• Your task:
Pick out the lines containing "течение".

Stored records
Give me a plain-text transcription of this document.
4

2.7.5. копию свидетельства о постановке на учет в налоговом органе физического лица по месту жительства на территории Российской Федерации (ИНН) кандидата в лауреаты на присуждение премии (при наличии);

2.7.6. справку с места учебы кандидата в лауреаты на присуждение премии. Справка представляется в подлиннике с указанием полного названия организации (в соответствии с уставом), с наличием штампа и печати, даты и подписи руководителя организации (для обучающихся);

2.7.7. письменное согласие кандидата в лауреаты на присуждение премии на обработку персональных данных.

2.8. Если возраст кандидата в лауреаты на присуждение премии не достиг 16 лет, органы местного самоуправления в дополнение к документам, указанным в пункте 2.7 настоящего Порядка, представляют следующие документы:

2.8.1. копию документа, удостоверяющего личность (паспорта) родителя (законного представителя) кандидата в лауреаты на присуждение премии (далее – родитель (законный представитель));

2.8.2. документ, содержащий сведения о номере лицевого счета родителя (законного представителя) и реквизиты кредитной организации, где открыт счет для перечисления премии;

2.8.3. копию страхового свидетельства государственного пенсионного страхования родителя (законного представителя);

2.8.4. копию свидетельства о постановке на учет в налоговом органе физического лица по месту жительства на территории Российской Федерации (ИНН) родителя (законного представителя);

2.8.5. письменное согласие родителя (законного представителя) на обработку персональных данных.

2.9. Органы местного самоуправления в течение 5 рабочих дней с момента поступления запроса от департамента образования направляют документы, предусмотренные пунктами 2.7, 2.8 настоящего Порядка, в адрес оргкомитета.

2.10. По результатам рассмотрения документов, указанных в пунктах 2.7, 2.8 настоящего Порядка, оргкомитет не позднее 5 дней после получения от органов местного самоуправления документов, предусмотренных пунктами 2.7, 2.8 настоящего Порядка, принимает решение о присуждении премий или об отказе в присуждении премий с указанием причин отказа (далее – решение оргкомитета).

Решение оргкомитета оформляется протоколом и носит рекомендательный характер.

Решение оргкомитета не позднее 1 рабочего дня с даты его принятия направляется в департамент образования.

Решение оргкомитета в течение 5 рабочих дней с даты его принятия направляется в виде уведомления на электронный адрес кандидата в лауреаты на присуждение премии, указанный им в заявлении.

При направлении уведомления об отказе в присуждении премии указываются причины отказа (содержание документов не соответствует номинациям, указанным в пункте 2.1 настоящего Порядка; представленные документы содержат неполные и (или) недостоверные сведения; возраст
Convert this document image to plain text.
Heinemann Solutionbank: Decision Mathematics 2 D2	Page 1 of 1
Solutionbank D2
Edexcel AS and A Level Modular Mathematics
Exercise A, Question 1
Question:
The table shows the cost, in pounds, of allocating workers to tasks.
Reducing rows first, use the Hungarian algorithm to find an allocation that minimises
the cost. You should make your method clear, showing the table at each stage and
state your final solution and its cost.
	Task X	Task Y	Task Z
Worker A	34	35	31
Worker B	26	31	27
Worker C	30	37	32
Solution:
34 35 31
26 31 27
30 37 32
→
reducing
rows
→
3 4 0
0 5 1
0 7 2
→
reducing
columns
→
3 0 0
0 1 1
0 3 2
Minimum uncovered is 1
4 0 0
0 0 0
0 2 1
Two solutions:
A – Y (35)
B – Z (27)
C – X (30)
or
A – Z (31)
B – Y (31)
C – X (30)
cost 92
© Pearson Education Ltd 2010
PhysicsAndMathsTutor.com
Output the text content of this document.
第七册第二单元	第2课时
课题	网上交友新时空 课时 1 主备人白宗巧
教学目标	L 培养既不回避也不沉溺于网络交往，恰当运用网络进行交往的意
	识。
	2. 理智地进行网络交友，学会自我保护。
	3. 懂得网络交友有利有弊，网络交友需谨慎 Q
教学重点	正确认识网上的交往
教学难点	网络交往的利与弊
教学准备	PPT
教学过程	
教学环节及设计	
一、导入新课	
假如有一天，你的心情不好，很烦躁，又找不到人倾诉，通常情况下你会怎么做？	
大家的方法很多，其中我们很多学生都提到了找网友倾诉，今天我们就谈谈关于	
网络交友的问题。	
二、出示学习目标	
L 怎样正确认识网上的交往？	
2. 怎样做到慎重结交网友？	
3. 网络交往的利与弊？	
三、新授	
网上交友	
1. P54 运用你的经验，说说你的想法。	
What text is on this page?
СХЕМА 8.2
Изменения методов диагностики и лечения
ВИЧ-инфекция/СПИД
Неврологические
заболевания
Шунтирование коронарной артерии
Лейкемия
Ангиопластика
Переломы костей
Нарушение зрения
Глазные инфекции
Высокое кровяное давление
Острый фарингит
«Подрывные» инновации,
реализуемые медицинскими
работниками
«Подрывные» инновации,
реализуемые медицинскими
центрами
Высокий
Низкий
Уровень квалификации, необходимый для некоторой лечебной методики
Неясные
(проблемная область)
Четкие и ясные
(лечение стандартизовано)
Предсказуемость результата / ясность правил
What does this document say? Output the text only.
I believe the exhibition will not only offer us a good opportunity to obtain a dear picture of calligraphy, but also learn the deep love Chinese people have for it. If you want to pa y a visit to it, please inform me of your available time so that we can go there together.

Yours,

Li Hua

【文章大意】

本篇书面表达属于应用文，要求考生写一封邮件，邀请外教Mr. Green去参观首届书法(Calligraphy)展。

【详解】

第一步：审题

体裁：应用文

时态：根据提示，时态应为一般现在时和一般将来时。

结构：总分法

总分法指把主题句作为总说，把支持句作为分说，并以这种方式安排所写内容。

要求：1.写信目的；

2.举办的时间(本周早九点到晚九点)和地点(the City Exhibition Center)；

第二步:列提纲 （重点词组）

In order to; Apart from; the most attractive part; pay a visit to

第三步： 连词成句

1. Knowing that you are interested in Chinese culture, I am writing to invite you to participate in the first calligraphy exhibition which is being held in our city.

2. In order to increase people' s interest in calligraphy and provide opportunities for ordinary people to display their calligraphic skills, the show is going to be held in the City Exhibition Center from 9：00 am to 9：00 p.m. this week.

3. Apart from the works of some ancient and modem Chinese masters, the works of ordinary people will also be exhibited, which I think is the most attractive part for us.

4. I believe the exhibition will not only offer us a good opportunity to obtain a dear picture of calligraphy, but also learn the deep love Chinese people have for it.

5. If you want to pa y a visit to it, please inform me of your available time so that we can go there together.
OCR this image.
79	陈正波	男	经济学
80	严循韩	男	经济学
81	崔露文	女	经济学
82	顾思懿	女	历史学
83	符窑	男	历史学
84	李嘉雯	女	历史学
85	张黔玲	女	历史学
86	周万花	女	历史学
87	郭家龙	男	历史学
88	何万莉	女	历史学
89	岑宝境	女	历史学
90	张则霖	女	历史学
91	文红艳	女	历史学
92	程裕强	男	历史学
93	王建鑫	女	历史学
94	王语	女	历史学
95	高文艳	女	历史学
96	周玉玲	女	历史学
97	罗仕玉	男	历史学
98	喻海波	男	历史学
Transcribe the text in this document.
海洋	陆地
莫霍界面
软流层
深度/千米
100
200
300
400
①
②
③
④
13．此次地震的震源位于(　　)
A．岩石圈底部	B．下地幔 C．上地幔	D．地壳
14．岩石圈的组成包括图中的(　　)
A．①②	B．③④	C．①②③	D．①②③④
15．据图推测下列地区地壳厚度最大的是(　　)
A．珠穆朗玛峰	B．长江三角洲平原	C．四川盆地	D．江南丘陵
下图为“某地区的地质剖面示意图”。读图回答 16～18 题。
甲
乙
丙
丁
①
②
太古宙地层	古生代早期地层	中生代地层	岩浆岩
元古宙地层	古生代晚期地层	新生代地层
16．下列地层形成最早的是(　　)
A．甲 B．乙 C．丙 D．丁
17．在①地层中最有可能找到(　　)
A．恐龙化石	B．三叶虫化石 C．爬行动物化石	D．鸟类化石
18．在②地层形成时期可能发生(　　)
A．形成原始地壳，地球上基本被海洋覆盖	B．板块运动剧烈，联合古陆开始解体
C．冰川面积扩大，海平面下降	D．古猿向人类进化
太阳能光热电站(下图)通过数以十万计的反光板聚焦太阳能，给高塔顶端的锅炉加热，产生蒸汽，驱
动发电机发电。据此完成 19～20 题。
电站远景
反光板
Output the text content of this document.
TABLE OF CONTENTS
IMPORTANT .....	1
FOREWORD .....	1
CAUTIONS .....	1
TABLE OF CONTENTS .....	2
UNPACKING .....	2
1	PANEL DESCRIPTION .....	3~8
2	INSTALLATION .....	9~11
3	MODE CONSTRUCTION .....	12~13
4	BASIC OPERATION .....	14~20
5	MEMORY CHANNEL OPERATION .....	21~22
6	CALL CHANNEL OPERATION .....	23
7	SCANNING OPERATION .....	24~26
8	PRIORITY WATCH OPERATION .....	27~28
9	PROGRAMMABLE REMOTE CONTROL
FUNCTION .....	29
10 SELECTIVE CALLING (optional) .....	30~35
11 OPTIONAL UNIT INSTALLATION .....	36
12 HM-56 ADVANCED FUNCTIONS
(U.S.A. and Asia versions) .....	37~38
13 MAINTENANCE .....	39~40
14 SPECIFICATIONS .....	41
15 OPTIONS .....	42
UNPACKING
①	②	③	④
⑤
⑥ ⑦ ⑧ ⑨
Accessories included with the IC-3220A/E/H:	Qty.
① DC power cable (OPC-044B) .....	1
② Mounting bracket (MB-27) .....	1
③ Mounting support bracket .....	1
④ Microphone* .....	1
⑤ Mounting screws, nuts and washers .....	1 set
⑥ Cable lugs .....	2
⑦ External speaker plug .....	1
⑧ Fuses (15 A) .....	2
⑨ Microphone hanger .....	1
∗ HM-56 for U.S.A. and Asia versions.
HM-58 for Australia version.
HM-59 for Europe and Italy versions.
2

• Exercise solution:
2.9. Органы местного самоуправления в течение 5 рабочих дней с момента поступления запроса от департамента образования направляют документы, предусмотренные пунктами 2.7, 2.8 настоящего Порядка, в адрес оргкомитета.
Решение оргкомитета в течение 5 рабочих дней с даты его принятия направляется в виде уведомления на электронный адрес кандидата в лауреаты на присуждение премии, указанный им в заявлении.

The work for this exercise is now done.